> _Written problem_: Copy out every line in the entries below that includes "Example".

> _Material provided_:
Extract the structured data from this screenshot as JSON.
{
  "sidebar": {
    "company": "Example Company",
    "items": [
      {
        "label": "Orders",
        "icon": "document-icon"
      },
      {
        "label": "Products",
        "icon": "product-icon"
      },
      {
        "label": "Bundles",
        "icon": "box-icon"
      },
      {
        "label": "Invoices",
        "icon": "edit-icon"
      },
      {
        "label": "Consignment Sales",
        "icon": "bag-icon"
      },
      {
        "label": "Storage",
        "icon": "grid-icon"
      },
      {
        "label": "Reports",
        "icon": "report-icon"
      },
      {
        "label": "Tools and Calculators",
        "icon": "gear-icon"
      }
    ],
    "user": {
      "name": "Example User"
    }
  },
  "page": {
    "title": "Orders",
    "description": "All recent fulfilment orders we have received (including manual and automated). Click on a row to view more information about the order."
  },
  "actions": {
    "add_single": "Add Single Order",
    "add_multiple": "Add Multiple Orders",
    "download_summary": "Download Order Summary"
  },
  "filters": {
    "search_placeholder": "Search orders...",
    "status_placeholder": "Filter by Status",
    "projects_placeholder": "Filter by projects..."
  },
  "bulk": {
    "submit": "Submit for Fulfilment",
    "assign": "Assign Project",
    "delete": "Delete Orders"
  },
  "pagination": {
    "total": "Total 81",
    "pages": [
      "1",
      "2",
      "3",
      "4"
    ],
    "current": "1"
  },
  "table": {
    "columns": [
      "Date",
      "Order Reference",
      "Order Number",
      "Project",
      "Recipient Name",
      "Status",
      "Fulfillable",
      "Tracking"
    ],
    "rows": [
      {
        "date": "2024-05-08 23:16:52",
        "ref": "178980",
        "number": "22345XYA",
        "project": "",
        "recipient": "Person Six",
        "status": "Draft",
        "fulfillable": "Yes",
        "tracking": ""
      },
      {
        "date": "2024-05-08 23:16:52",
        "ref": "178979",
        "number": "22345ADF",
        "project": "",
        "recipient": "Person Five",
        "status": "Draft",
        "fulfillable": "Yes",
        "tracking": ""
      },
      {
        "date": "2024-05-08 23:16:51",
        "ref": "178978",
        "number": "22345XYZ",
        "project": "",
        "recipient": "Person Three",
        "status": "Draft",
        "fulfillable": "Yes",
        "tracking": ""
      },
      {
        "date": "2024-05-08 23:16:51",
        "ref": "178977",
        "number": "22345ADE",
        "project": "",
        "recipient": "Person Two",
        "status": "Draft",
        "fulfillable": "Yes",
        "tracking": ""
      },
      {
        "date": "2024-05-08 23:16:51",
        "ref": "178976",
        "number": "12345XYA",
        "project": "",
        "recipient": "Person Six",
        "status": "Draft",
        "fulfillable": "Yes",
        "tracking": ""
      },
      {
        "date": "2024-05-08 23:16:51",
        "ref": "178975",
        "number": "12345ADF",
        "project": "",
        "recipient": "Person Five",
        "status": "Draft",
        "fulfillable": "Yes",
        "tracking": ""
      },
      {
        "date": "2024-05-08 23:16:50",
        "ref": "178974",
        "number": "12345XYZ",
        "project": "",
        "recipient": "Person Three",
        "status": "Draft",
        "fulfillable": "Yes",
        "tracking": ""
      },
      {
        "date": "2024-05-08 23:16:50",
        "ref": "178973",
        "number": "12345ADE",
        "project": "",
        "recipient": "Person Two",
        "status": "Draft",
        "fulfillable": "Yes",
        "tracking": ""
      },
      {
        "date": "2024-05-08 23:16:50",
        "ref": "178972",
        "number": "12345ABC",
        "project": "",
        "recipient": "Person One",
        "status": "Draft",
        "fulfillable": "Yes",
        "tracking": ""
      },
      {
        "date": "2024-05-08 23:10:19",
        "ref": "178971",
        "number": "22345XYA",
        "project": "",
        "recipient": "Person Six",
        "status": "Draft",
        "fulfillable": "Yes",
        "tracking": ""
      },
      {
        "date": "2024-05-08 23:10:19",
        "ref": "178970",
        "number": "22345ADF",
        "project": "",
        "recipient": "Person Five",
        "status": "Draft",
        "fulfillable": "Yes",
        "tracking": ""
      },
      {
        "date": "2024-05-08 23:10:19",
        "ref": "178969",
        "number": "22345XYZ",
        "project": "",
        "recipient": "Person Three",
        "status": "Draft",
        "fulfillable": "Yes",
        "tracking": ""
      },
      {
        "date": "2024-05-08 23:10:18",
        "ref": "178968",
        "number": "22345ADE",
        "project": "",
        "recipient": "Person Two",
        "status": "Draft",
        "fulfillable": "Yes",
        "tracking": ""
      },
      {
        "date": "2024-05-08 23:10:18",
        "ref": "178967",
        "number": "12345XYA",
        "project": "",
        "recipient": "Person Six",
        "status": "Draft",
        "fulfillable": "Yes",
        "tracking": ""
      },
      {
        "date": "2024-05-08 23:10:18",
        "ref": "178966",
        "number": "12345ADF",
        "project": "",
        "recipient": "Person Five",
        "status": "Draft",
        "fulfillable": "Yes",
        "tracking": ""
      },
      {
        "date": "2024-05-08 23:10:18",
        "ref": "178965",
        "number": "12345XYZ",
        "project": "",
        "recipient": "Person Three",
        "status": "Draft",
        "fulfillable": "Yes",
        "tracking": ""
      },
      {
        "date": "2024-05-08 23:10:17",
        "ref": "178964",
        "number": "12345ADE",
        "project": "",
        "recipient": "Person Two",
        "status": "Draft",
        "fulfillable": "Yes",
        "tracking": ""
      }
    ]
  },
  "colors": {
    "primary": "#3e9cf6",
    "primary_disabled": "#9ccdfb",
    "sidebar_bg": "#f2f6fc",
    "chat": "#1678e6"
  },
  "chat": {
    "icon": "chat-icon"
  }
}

> _Complete response_:
    "company": "Example Company",
      "name": "Example User"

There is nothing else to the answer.